»»

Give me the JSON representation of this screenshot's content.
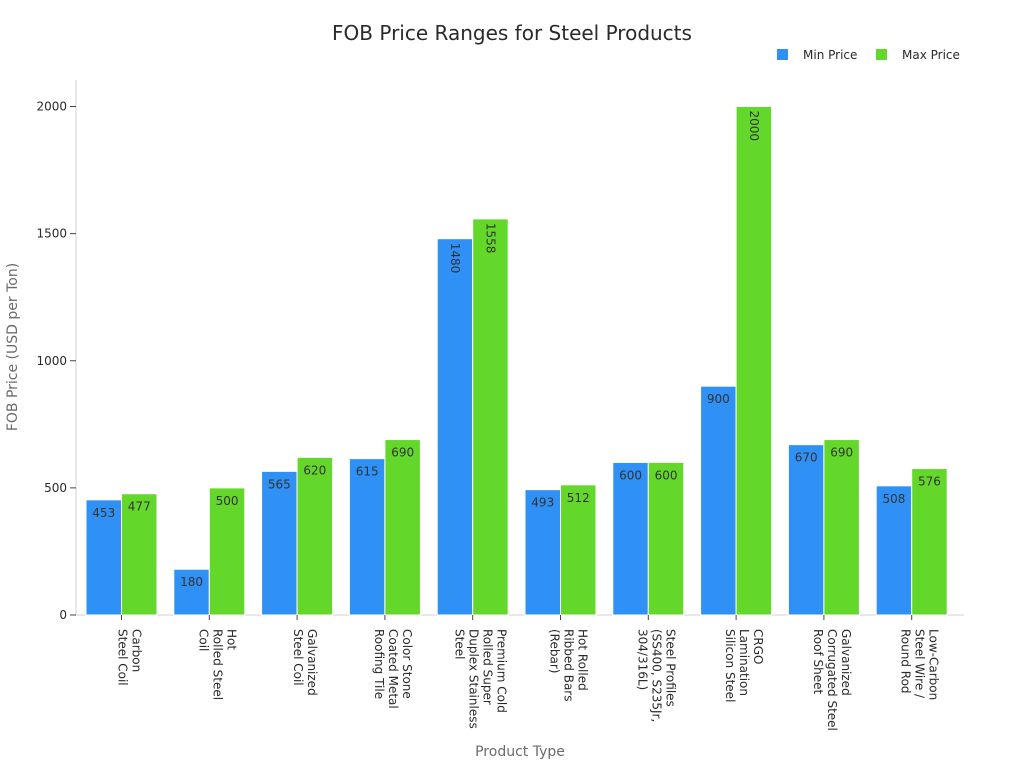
{
  "chart_data": {
    "type": "bar",
    "title": "FOB Price Ranges for Steel Products",
    "xlabel": "Product Type",
    "ylabel": "FOB Price (USD per Ton)",
    "ylim": [
      0,
      2100
    ],
    "yticks": [
      0,
      500,
      1000,
      1500,
      2000
    ],
    "grid": false,
    "legend_position": "top-right",
    "categories": [
      [
        "Carbon",
        "Steel Coil"
      ],
      [
        "Hot",
        "Rolled Steel",
        "Coil"
      ],
      [
        "Galvanized",
        "Steel Coil"
      ],
      [
        "Color Stone",
        "Coated Metal",
        "Roofing Tile"
      ],
      [
        "Premium Cold",
        "Rolled Super",
        "Duplex Stainless",
        "Steel"
      ],
      [
        "Hot Rolled",
        "Ribbed Bars",
        "(Rebar)"
      ],
      [
        "Steel Profiles",
        "(SS400, S235Jr,",
        "304/316L)"
      ],
      [
        "CRGO",
        "Lamination",
        "Silicon Steel"
      ],
      [
        "Galvanized",
        "Corrugated Steel",
        "Roof Sheet"
      ],
      [
        "Low-Carbon",
        "Steel Wire /",
        "Round Rod"
      ]
    ],
    "series": [
      {
        "name": "Min Price",
        "color": "#2f90f5",
        "values": [
          453,
          180,
          565,
          615,
          1480,
          493,
          600,
          900,
          670,
          508
        ]
      },
      {
        "name": "Max Price",
        "color": "#64d82a",
        "values": [
          477,
          500,
          620,
          690,
          1558,
          512,
          600,
          2000,
          690,
          576
        ]
      }
    ]
  }
}
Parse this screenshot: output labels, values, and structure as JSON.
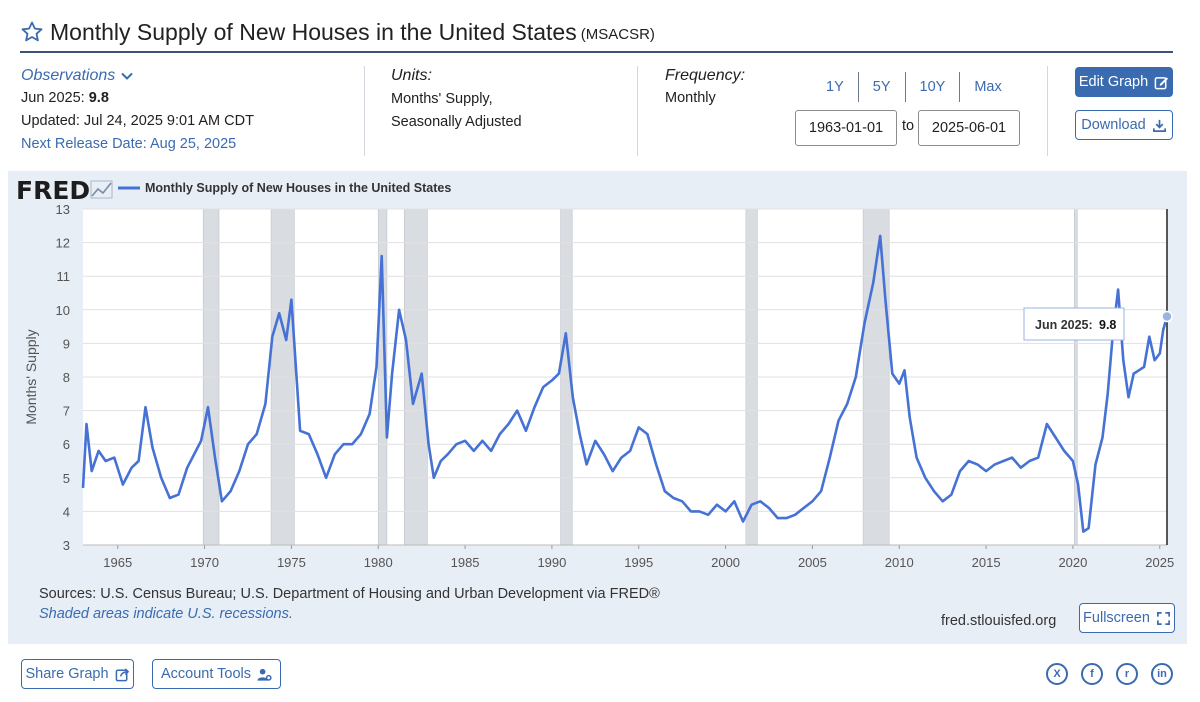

««

### EXERCISE AIM
Among these entries, how many lines include the string "Price"? Reply with the number by itself.

### RESPONSE TO THIS EXERCISE
4